**TASK REQUIREMENTS:** Of all the lines in the material, how many contain the word "this"? State the number alone.

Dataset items
+ + +

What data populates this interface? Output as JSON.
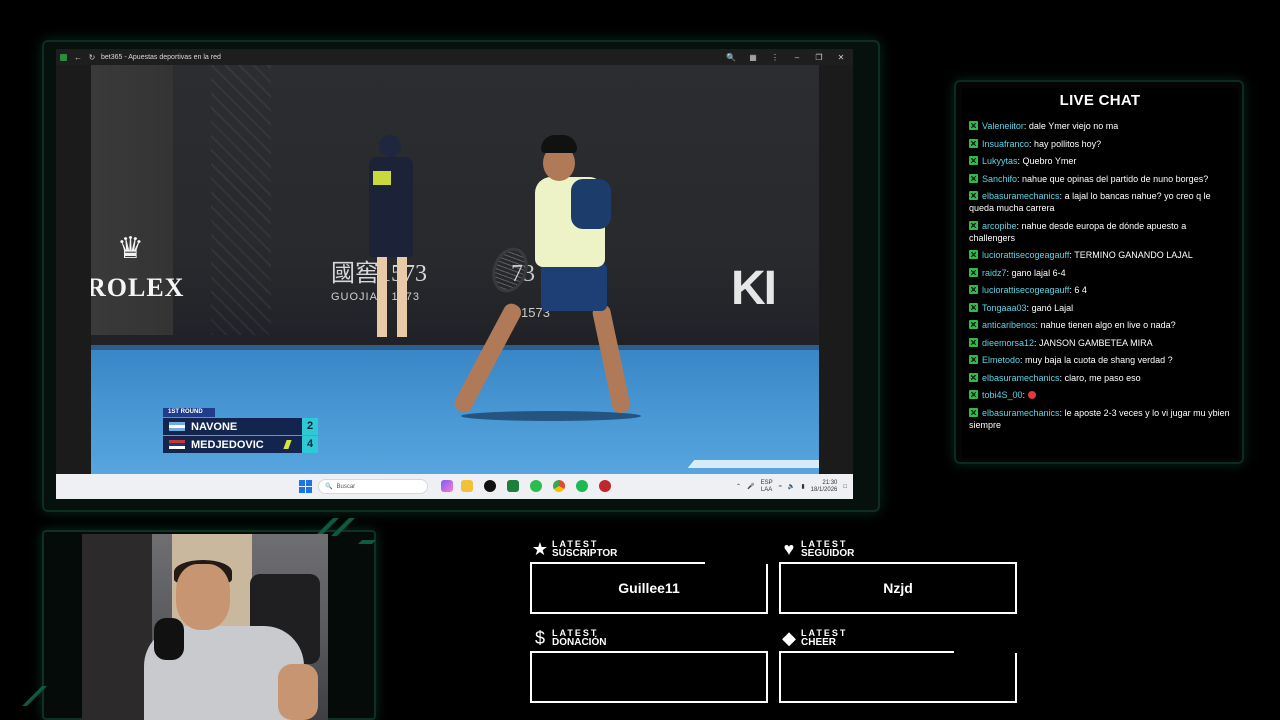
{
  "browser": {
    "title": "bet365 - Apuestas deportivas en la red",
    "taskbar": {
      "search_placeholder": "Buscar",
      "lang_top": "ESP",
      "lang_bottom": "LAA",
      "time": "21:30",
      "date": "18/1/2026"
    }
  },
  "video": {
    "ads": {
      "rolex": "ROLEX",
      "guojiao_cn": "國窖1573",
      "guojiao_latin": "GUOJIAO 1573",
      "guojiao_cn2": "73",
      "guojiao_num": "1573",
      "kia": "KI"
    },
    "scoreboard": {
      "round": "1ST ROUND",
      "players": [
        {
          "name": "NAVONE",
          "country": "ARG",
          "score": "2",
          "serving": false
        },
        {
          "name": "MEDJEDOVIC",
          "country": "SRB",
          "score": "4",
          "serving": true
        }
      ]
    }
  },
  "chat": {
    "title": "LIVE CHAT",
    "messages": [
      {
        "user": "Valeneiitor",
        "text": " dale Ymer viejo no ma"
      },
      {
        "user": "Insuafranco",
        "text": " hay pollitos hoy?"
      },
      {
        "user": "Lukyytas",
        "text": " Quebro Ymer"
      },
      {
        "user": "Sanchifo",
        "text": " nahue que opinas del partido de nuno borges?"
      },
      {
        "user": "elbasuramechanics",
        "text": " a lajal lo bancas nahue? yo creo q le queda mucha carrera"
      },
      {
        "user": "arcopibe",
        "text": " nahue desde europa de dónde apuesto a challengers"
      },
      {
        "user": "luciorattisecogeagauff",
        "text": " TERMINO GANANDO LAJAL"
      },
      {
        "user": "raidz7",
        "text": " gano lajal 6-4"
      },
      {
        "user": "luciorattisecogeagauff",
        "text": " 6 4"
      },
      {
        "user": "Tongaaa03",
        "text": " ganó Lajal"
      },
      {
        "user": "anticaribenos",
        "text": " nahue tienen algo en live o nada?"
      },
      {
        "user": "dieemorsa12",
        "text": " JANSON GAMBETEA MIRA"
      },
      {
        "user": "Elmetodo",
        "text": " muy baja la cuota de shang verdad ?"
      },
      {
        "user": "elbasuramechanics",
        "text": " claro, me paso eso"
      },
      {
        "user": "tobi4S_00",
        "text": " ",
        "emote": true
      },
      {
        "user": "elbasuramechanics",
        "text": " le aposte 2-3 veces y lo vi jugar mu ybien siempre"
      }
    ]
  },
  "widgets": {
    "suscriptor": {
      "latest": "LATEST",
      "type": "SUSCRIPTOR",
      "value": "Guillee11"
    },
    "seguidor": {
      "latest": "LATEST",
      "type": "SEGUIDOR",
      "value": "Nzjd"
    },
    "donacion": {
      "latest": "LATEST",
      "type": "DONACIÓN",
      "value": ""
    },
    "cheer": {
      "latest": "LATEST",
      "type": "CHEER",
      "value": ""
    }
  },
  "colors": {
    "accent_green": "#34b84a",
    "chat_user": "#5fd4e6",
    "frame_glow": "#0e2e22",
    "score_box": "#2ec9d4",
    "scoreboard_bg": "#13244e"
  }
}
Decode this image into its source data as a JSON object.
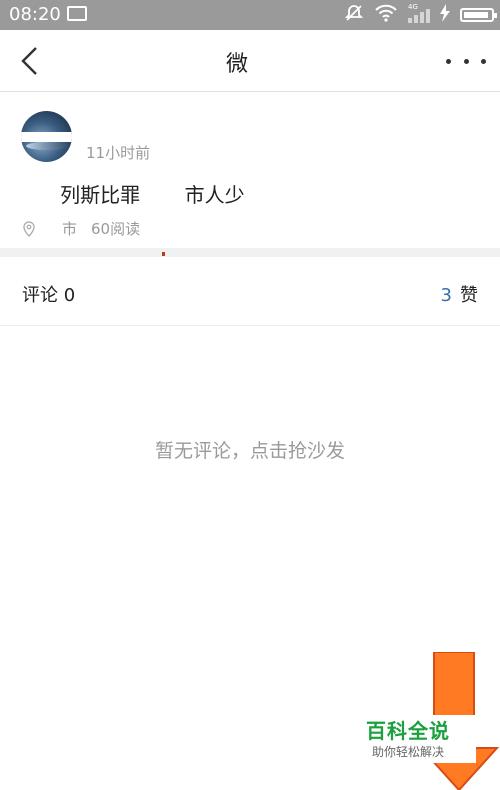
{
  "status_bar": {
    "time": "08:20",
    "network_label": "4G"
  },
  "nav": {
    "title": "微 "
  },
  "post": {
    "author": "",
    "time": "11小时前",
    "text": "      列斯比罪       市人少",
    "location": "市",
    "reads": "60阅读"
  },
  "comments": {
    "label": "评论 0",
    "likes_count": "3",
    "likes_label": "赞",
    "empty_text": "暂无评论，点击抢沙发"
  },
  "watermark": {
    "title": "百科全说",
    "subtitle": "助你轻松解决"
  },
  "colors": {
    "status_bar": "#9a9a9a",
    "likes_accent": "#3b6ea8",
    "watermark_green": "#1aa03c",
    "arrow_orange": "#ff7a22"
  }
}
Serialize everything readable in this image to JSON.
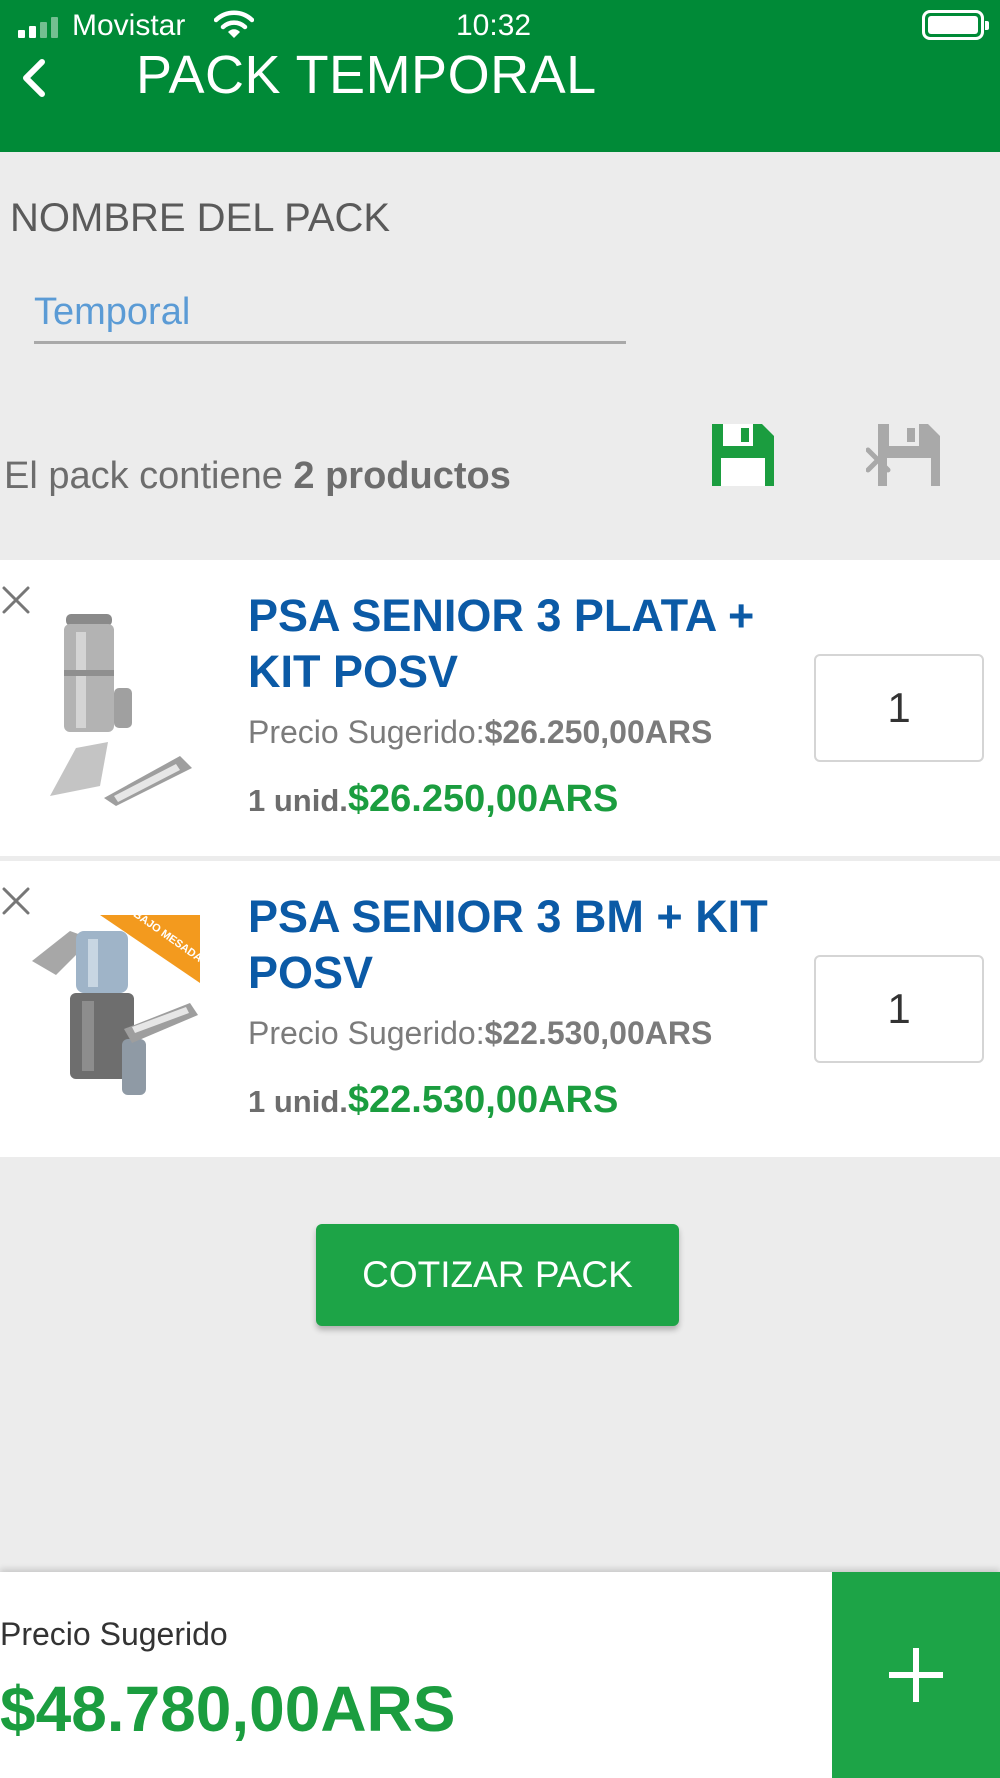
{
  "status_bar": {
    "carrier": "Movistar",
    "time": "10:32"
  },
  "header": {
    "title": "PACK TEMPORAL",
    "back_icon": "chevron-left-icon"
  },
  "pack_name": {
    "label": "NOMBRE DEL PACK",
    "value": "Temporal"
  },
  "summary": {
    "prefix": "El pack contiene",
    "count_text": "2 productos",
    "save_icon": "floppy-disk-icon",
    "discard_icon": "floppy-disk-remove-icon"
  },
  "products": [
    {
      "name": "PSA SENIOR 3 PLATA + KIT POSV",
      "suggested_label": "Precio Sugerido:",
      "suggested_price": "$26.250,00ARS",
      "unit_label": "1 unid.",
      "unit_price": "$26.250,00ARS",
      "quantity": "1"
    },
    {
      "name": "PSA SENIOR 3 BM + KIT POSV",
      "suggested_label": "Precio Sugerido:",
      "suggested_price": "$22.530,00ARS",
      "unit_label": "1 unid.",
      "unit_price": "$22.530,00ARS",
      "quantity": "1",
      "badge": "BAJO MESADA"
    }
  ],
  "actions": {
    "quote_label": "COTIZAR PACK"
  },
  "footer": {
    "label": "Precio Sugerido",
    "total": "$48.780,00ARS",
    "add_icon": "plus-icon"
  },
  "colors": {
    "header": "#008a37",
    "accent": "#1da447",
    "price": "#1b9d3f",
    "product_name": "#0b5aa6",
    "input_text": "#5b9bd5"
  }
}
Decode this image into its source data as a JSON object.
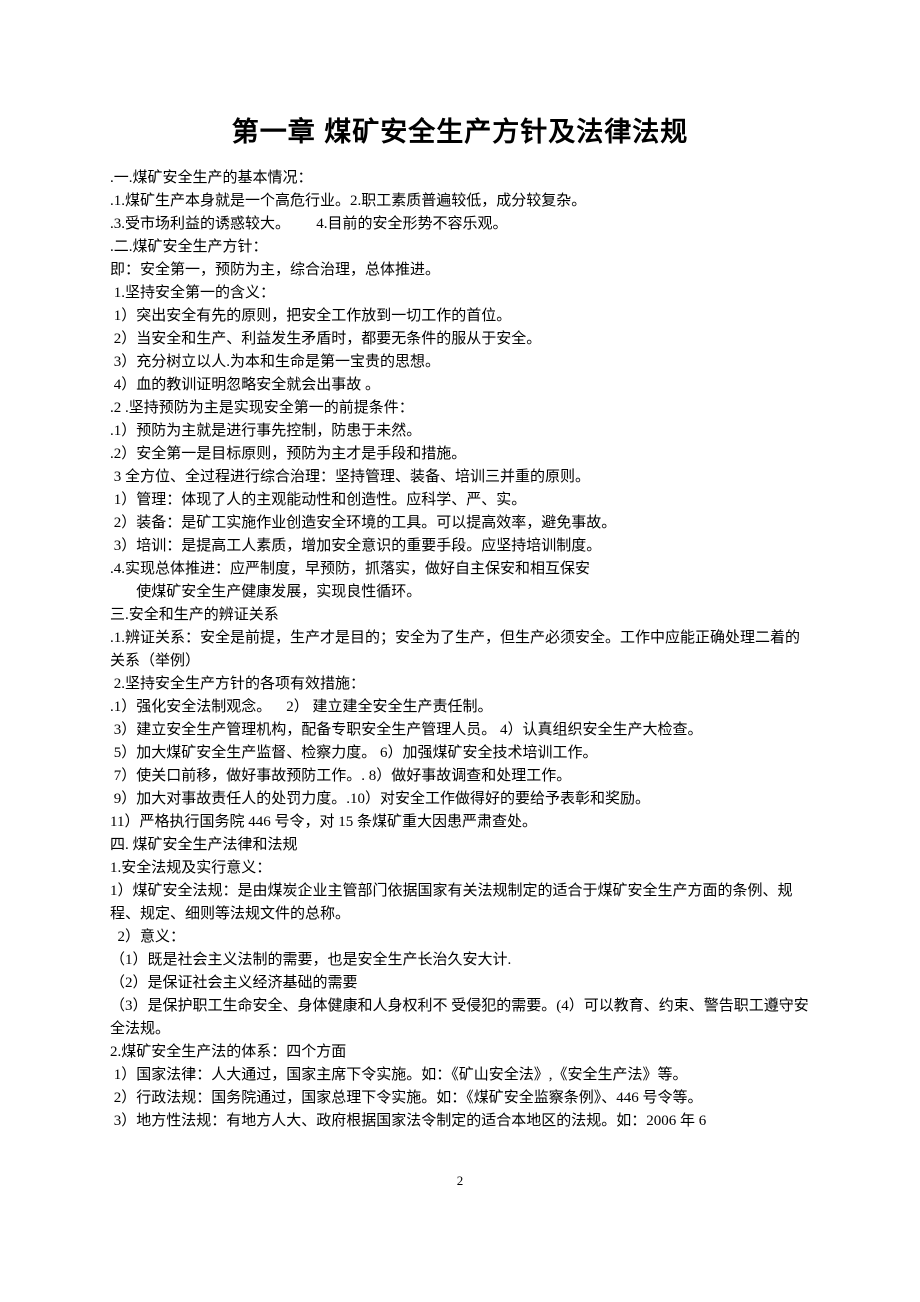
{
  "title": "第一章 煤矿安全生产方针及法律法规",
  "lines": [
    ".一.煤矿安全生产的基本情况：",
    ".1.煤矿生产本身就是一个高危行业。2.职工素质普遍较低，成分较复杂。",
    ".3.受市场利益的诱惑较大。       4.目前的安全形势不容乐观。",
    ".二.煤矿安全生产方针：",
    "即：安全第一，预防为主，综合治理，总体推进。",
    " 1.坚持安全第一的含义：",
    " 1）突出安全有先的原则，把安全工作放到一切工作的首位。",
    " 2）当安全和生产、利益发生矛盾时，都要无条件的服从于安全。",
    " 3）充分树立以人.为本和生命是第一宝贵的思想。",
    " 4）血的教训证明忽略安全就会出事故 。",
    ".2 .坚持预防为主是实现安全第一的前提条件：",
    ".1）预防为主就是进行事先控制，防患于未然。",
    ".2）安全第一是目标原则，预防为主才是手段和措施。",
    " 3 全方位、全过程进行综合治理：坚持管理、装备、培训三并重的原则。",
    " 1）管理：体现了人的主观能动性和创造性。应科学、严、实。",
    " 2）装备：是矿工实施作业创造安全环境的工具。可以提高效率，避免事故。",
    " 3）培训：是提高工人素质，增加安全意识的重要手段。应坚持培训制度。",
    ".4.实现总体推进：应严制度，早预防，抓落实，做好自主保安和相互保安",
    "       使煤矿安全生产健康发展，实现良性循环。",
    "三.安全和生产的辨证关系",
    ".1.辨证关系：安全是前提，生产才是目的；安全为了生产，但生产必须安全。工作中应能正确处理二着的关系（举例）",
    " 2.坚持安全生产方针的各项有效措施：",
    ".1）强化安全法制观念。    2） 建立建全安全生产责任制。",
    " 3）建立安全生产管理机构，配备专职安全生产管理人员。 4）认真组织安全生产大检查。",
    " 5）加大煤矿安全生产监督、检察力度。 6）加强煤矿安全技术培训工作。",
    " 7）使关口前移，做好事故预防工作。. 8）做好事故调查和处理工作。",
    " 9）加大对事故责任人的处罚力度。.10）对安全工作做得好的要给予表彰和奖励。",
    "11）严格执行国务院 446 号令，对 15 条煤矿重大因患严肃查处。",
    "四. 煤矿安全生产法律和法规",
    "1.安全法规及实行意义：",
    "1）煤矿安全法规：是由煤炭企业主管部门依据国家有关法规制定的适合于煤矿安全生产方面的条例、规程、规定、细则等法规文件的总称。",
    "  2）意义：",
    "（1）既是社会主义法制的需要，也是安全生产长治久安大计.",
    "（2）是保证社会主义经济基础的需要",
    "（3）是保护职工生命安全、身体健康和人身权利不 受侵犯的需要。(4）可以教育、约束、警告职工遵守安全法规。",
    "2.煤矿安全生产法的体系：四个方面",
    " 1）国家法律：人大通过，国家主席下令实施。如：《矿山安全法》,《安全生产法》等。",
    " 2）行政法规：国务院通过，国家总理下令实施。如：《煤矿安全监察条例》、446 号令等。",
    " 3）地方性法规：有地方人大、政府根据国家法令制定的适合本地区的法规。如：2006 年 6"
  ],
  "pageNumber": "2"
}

+ + +

**TASK OUTPUT:** 4